(Stored data)
——
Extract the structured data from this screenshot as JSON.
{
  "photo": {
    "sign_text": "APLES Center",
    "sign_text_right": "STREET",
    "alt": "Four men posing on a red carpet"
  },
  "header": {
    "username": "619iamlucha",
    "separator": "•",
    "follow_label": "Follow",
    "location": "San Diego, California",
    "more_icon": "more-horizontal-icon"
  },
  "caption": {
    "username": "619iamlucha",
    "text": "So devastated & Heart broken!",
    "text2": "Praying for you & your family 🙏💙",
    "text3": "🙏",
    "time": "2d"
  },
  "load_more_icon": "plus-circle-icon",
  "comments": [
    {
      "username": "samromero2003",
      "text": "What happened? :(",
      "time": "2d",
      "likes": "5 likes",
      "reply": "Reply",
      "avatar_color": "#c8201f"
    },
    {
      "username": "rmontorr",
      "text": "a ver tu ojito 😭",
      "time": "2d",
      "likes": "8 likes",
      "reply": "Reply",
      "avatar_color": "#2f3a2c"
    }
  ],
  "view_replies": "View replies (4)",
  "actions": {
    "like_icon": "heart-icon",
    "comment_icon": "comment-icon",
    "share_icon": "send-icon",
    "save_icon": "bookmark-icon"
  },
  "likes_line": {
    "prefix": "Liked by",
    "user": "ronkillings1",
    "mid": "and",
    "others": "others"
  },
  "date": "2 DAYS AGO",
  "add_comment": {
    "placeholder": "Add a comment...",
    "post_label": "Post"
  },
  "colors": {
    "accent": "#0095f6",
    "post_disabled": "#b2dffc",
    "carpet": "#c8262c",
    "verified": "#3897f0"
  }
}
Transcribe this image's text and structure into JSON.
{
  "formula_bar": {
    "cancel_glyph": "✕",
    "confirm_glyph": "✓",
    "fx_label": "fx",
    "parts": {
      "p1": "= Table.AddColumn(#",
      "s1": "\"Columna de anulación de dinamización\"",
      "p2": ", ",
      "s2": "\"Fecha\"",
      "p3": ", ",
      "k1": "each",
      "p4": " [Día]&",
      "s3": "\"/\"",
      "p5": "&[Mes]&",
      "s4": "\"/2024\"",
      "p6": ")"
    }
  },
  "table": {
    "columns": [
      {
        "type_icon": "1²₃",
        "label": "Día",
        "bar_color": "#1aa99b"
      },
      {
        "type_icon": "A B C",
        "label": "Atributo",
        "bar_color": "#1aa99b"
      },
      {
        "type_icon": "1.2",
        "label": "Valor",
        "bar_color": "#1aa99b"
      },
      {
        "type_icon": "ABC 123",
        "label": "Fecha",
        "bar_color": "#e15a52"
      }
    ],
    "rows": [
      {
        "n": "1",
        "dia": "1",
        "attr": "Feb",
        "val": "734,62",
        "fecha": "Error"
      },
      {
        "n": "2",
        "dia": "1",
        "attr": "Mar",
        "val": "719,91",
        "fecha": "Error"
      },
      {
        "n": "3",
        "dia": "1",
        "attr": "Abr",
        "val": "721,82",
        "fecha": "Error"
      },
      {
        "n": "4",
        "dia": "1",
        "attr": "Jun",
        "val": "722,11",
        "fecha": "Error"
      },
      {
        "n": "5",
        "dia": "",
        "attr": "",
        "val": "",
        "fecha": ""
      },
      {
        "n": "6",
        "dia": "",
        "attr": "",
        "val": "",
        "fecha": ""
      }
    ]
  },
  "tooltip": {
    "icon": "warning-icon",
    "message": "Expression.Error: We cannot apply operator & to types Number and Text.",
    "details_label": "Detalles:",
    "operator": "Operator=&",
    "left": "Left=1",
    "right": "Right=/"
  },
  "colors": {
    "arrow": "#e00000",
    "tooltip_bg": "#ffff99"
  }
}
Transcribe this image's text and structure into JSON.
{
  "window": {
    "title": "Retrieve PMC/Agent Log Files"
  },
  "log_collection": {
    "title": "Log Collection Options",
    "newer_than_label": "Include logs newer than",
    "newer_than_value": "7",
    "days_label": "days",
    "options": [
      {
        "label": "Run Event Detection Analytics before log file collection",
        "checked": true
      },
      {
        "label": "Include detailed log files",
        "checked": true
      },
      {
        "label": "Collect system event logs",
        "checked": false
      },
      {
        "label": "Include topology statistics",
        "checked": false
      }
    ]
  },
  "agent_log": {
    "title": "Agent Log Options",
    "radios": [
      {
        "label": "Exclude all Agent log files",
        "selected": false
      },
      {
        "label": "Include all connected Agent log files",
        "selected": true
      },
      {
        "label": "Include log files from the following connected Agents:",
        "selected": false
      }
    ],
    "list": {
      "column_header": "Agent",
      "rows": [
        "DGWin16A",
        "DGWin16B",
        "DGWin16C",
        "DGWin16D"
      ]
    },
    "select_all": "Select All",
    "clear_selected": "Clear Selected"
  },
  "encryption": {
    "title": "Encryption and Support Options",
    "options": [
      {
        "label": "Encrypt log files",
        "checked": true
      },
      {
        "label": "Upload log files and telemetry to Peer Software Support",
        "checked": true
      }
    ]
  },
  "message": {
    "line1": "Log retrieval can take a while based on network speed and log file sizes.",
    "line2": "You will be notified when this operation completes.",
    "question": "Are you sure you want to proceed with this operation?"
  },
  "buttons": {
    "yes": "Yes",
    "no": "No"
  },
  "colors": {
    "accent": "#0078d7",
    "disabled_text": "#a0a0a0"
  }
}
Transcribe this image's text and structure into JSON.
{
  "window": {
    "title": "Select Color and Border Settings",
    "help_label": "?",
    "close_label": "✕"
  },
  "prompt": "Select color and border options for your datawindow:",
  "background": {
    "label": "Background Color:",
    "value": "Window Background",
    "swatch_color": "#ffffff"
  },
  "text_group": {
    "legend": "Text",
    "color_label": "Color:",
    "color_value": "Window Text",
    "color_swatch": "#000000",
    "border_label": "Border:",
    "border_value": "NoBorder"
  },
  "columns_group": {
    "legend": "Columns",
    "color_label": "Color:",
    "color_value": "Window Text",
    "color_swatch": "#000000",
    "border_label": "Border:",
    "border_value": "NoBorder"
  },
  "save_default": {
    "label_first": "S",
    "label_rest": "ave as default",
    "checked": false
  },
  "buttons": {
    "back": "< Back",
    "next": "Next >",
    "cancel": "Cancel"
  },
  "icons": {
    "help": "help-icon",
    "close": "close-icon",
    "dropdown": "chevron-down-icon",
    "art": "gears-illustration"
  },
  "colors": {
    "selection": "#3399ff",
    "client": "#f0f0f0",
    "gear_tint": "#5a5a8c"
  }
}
——
§ **Short problem**
Return every record above exactly as it appears.

§ **Exercise output**
Extract the structured data from this screenshot as JSON.
{
  "photo": {
    "sign_text": "APLES Center",
    "sign_text_right": "STREET",
    "alt": "Four men posing on a red carpet"
  },
  "header": {
    "username": "619iamlucha",
    "separator": "•",
    "follow_label": "Follow",
    "location": "San Diego, California",
    "more_icon": "more-horizontal-icon"
  },
  "caption": {
    "username": "619iamlucha",
    "text": "So devastated & Heart broken!",
    "text2": "Praying for you & your family 🙏💙",
    "text3": "🙏",
    "time": "2d"
  },
  "load_more_icon": "plus-circle-icon",
  "comments": [
    {
      "username": "samromero2003",
      "text": "What happened? :(",
      "time": "2d",
      "likes": "5 likes",
      "reply": "Reply",
      "avatar_color": "#c8201f"
    },
    {
      "username": "rmontorr",
      "text": "a ver tu ojito 😭",
      "time": "2d",
      "likes": "8 likes",
      "reply": "Reply",
      "avatar_color": "#2f3a2c"
    }
  ],
  "view_replies": "View replies (4)",
  "actions": {
    "like_icon": "heart-icon",
    "comment_icon": "comment-icon",
    "share_icon": "send-icon",
    "save_icon": "bookmark-icon"
  },
  "likes_line": {
    "prefix": "Liked by",
    "user": "ronkillings1",
    "mid": "and",
    "others": "others"
  },
  "date": "2 DAYS AGO",
  "add_comment": {
    "placeholder": "Add a comment...",
    "post_label": "Post"
  },
  "colors": {
    "accent": "#0095f6",
    "post_disabled": "#b2dffc",
    "carpet": "#c8262c",
    "verified": "#3897f0"
  }
}
Transcribe this image's text and structure into JSON.
{
  "formula_bar": {
    "cancel_glyph": "✕",
    "confirm_glyph": "✓",
    "fx_label": "fx",
    "parts": {
      "p1": "= Table.AddColumn(#",
      "s1": "\"Columna de anulación de dinamización\"",
      "p2": ", ",
      "s2": "\"Fecha\"",
      "p3": ", ",
      "k1": "each",
      "p4": " [Día]&",
      "s3": "\"/\"",
      "p5": "&[Mes]&",
      "s4": "\"/2024\"",
      "p6": ")"
    }
  },
  "table": {
    "columns": [
      {
        "type_icon": "1²₃",
        "label": "Día",
        "bar_color": "#1aa99b"
      },
      {
        "type_icon": "A B C",
        "label": "Atributo",
        "bar_color": "#1aa99b"
      },
      {
        "type_icon": "1.2",
        "label": "Valor",
        "bar_color": "#1aa99b"
      },
      {
        "type_icon": "ABC 123",
        "label": "Fecha",
        "bar_color": "#e15a52"
      }
    ],
    "rows": [
      {
        "n": "1",
        "dia": "1",
        "attr": "Feb",
        "val": "734,62",
        "fecha": "Error"
      },
      {
        "n": "2",
        "dia": "1",
        "attr": "Mar",
        "val": "719,91",
        "fecha": "Error"
      },
      {
        "n": "3",
        "dia": "1",
        "attr": "Abr",
        "val": "721,82",
        "fecha": "Error"
      },
      {
        "n": "4",
        "dia": "1",
        "attr": "Jun",
        "val": "722,11",
        "fecha": "Error"
      },
      {
        "n": "5",
        "dia": "",
        "attr": "",
        "val": "",
        "fecha": ""
      },
      {
        "n": "6",
        "dia": "",
        "attr": "",
        "val": "",
        "fecha": ""
      }
    ]
  },
  "tooltip": {
    "icon": "warning-icon",
    "message": "Expression.Error: We cannot apply operator & to types Number and Text.",
    "details_label": "Detalles:",
    "operator": "Operator=&",
    "left": "Left=1",
    "right": "Right=/"
  },
  "colors": {
    "arrow": "#e00000",
    "tooltip_bg": "#ffff99"
  }
}
Transcribe this image's text and structure into JSON.
{
  "window": {
    "title": "Retrieve PMC/Agent Log Files"
  },
  "log_collection": {
    "title": "Log Collection Options",
    "newer_than_label": "Include logs newer than",
    "newer_than_value": "7",
    "days_label": "days",
    "options": [
      {
        "label": "Run Event Detection Analytics before log file collection",
        "checked": true
      },
      {
        "label": "Include detailed log files",
        "checked": true
      },
      {
        "label": "Collect system event logs",
        "checked": false
      },
      {
        "label": "Include topology statistics",
        "checked": false
      }
    ]
  },
  "agent_log": {
    "title": "Agent Log Options",
    "radios": [
      {
        "label": "Exclude all Agent log files",
        "selected": false
      },
      {
        "label": "Include all connected Agent log files",
        "selected": true
      },
      {
        "label": "Include log files from the following connected Agents:",
        "selected": false
      }
    ],
    "list": {
      "column_header": "Agent",
      "rows": [
        "DGWin16A",
        "DGWin16B",
        "DGWin16C",
        "DGWin16D"
      ]
    },
    "select_all": "Select All",
    "clear_selected": "Clear Selected"
  },
  "encryption": {
    "title": "Encryption and Support Options",
    "options": [
      {
        "label": "Encrypt log files",
        "checked": true
      },
      {
        "label": "Upload log files and telemetry to Peer Software Support",
        "checked": true
      }
    ]
  },
  "message": {
    "line1": "Log retrieval can take a while based on network speed and log file sizes.",
    "line2": "You will be notified when this operation completes.",
    "question": "Are you sure you want to proceed with this operation?"
  },
  "buttons": {
    "yes": "Yes",
    "no": "No"
  },
  "colors": {
    "accent": "#0078d7",
    "disabled_text": "#a0a0a0"
  }
}
Transcribe this image's text and structure into JSON.
{
  "window": {
    "title": "Select Color and Border Settings",
    "help_label": "?",
    "close_label": "✕"
  },
  "prompt": "Select color and border options for your datawindow:",
  "background": {
    "label": "Background Color:",
    "value": "Window Background",
    "swatch_color": "#ffffff"
  },
  "text_group": {
    "legend": "Text",
    "color_label": "Color:",
    "color_value": "Window Text",
    "color_swatch": "#000000",
    "border_label": "Border:",
    "border_value": "NoBorder"
  },
  "columns_group": {
    "legend": "Columns",
    "color_label": "Color:",
    "color_value": "Window Text",
    "color_swatch": "#000000",
    "border_label": "Border:",
    "border_value": "NoBorder"
  },
  "save_default": {
    "label_first": "S",
    "label_rest": "ave as default",
    "checked": false
  },
  "buttons": {
    "back": "< Back",
    "next": "Next >",
    "cancel": "Cancel"
  },
  "icons": {
    "help": "help-icon",
    "close": "close-icon",
    "dropdown": "chevron-down-icon",
    "art": "gears-illustration"
  },
  "colors": {
    "selection": "#3399ff",
    "client": "#f0f0f0",
    "gear_tint": "#5a5a8c"
  }
}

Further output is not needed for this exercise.